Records
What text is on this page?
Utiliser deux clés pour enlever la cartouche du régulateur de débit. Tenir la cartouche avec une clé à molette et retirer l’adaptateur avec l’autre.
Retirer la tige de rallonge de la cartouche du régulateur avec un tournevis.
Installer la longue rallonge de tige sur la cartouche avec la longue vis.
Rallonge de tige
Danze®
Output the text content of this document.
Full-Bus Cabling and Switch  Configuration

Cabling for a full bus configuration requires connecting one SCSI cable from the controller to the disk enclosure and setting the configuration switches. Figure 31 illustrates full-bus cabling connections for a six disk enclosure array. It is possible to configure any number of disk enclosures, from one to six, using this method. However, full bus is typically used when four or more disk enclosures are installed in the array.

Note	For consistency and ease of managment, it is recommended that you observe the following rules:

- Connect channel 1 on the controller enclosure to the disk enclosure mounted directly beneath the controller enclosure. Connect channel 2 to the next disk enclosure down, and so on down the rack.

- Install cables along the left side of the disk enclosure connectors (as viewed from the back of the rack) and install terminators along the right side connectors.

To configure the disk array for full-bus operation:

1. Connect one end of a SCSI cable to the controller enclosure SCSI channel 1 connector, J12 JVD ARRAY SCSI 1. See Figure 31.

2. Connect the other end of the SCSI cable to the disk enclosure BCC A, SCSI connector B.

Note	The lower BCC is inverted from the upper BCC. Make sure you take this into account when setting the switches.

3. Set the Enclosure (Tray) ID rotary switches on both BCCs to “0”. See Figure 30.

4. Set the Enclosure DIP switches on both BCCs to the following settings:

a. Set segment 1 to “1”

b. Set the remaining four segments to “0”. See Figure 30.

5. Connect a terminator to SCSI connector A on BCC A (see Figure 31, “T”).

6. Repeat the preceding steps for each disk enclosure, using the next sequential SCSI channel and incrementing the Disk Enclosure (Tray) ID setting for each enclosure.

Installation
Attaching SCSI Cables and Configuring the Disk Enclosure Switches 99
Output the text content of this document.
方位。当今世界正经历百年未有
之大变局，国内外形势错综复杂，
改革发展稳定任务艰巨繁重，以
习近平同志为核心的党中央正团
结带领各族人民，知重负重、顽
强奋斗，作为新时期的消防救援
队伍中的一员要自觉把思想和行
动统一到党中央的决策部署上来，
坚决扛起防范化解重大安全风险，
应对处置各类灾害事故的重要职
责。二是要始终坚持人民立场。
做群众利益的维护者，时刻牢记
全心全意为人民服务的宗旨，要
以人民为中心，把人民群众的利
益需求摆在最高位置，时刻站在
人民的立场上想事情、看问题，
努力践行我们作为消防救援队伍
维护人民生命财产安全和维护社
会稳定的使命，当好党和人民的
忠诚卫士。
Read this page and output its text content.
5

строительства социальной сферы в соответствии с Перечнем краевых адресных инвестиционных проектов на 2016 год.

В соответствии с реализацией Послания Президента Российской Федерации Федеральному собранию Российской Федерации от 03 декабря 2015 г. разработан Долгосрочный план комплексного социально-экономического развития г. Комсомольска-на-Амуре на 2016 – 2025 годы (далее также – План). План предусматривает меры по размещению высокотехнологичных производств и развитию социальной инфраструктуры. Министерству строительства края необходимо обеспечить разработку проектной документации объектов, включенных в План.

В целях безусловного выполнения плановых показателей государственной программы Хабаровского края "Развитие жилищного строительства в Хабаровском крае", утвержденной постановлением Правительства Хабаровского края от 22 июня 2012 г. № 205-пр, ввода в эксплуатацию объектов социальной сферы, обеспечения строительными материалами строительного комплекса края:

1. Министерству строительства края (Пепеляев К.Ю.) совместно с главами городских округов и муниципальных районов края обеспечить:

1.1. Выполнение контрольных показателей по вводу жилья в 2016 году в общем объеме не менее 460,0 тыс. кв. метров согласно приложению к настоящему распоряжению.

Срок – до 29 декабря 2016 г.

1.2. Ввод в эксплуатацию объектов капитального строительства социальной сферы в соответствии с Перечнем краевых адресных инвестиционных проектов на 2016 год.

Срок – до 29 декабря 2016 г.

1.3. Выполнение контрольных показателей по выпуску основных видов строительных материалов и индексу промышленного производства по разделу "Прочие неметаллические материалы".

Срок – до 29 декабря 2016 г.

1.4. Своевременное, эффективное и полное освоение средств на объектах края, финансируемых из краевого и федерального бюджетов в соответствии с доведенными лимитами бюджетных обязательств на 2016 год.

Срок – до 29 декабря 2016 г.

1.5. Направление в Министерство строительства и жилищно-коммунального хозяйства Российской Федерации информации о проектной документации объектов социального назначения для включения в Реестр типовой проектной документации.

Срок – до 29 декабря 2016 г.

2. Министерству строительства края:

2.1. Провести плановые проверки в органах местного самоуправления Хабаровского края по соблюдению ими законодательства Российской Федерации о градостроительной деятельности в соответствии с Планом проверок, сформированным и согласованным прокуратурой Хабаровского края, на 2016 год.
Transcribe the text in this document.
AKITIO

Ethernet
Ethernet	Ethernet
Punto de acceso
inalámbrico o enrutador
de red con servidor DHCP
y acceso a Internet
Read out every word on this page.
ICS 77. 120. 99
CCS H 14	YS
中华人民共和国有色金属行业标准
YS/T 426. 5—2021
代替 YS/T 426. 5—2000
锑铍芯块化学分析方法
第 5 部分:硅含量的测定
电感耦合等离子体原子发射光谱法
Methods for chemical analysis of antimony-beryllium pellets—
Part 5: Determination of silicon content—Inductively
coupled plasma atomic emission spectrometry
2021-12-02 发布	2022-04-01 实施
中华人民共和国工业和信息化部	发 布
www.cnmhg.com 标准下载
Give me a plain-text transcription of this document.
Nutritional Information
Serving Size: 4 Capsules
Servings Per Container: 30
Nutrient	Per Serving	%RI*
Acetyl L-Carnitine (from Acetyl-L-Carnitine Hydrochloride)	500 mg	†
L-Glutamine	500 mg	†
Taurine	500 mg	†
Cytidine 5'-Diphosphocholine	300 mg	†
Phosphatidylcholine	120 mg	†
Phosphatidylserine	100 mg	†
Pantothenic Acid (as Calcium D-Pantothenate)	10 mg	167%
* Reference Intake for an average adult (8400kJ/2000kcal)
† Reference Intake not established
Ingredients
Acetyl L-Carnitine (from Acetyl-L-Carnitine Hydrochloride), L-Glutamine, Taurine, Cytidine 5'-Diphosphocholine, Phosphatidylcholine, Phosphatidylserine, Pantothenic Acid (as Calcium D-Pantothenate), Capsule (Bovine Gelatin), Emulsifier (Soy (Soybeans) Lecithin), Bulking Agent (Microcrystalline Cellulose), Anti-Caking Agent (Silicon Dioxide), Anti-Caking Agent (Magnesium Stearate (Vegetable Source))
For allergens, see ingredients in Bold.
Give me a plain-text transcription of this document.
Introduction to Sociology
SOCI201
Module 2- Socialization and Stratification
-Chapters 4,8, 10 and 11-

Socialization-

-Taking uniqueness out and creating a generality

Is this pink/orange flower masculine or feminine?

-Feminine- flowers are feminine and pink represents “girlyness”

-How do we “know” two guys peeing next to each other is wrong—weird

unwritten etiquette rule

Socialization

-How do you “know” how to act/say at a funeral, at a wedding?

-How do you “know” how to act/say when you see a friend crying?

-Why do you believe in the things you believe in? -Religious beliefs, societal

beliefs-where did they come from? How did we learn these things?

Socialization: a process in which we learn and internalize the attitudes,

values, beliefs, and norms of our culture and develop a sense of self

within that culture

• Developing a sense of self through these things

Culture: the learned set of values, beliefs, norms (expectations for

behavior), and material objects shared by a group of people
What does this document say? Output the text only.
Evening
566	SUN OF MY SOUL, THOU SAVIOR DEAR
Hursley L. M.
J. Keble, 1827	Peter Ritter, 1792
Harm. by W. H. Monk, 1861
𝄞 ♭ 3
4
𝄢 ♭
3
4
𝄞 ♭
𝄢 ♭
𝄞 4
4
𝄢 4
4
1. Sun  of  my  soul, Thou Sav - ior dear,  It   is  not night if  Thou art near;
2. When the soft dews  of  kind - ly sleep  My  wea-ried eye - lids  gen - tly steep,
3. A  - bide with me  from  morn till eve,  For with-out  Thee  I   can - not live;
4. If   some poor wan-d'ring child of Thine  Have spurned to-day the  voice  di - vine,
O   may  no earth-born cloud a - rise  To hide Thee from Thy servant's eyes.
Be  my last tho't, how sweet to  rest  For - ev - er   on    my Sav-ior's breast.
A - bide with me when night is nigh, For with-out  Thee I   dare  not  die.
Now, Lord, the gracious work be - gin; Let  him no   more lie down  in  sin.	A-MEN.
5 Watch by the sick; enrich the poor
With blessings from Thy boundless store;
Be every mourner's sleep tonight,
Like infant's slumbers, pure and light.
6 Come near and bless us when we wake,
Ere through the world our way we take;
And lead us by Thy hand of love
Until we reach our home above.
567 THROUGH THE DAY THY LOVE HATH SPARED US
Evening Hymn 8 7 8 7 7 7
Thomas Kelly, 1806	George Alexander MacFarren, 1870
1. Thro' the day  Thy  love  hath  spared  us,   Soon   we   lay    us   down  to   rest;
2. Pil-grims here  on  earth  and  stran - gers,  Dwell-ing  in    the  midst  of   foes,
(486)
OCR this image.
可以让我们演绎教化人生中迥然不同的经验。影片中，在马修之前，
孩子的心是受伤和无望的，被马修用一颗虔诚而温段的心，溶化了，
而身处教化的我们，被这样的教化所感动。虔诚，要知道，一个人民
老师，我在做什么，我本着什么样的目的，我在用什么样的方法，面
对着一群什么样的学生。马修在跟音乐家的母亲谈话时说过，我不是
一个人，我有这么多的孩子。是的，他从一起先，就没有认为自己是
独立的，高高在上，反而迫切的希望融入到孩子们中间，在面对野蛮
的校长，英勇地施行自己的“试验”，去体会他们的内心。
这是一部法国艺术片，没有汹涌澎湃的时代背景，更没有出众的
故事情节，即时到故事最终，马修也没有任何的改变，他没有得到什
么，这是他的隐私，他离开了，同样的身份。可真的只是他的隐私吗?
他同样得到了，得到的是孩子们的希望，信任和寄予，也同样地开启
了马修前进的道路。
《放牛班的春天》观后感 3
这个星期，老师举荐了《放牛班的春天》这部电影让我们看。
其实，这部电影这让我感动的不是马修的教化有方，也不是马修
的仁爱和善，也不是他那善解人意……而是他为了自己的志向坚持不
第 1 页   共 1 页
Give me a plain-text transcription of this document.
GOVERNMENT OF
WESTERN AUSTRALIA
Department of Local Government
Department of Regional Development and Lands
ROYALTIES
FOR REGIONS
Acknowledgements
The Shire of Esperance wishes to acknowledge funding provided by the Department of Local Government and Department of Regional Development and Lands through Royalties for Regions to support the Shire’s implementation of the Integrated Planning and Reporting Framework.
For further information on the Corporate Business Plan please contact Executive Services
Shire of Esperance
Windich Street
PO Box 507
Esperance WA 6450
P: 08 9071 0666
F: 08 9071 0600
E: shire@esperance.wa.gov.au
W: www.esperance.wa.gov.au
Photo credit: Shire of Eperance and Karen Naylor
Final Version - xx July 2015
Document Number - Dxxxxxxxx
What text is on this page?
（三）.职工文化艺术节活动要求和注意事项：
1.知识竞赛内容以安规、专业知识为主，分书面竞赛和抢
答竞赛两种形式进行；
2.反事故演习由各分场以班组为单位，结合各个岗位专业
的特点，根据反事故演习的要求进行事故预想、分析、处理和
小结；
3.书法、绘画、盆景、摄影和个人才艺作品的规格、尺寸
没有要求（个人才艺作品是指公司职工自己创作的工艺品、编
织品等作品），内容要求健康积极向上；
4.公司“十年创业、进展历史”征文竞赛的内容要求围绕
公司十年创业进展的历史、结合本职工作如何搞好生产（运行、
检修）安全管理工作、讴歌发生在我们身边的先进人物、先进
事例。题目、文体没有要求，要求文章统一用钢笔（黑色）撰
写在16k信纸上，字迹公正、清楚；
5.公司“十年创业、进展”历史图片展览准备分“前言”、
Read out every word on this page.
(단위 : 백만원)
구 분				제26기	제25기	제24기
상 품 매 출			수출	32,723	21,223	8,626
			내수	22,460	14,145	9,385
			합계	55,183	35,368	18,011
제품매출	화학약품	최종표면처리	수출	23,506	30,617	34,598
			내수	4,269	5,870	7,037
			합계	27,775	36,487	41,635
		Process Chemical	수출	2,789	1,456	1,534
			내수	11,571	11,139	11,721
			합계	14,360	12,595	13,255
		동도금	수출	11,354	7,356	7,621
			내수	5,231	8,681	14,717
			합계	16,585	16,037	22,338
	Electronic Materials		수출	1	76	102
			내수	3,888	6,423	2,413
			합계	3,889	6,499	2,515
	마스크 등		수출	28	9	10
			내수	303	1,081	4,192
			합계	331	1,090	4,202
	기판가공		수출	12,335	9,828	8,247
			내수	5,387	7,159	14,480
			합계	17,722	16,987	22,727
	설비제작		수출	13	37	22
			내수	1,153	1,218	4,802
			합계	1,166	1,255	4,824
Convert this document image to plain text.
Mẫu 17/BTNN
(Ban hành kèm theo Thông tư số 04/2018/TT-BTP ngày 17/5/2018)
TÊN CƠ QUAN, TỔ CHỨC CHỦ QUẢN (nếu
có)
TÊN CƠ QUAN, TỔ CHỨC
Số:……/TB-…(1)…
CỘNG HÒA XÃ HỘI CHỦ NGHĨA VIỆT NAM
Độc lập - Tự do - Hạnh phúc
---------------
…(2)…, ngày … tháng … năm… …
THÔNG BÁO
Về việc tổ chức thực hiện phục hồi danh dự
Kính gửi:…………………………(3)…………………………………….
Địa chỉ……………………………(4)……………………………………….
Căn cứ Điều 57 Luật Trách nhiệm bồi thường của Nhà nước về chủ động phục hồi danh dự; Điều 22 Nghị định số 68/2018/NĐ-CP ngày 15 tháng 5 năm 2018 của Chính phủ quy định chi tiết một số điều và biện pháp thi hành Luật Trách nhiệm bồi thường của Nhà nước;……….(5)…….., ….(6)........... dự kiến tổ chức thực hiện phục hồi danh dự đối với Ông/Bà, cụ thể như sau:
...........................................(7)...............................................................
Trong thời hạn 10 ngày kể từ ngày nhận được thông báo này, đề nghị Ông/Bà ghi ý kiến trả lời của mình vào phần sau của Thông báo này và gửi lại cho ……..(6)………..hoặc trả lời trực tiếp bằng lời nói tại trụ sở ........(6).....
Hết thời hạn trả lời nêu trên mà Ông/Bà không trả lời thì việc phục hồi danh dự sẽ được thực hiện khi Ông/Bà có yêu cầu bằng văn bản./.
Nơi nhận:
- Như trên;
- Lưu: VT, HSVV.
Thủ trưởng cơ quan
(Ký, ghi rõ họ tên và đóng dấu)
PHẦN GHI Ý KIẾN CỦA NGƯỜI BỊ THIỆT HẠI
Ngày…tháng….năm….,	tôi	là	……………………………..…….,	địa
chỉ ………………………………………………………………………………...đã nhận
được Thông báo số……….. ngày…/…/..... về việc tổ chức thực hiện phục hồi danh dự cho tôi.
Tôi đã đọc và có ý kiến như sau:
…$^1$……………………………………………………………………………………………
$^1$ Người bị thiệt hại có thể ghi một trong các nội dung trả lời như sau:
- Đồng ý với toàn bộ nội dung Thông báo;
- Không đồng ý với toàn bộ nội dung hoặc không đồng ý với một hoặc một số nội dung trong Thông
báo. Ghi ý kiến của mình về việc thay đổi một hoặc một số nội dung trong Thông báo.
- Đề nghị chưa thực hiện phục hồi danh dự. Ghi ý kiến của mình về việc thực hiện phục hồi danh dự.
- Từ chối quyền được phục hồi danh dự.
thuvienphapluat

PROMPT: State how many lines include the string "показателей", and nothing more.

TASK RESPONSE: 3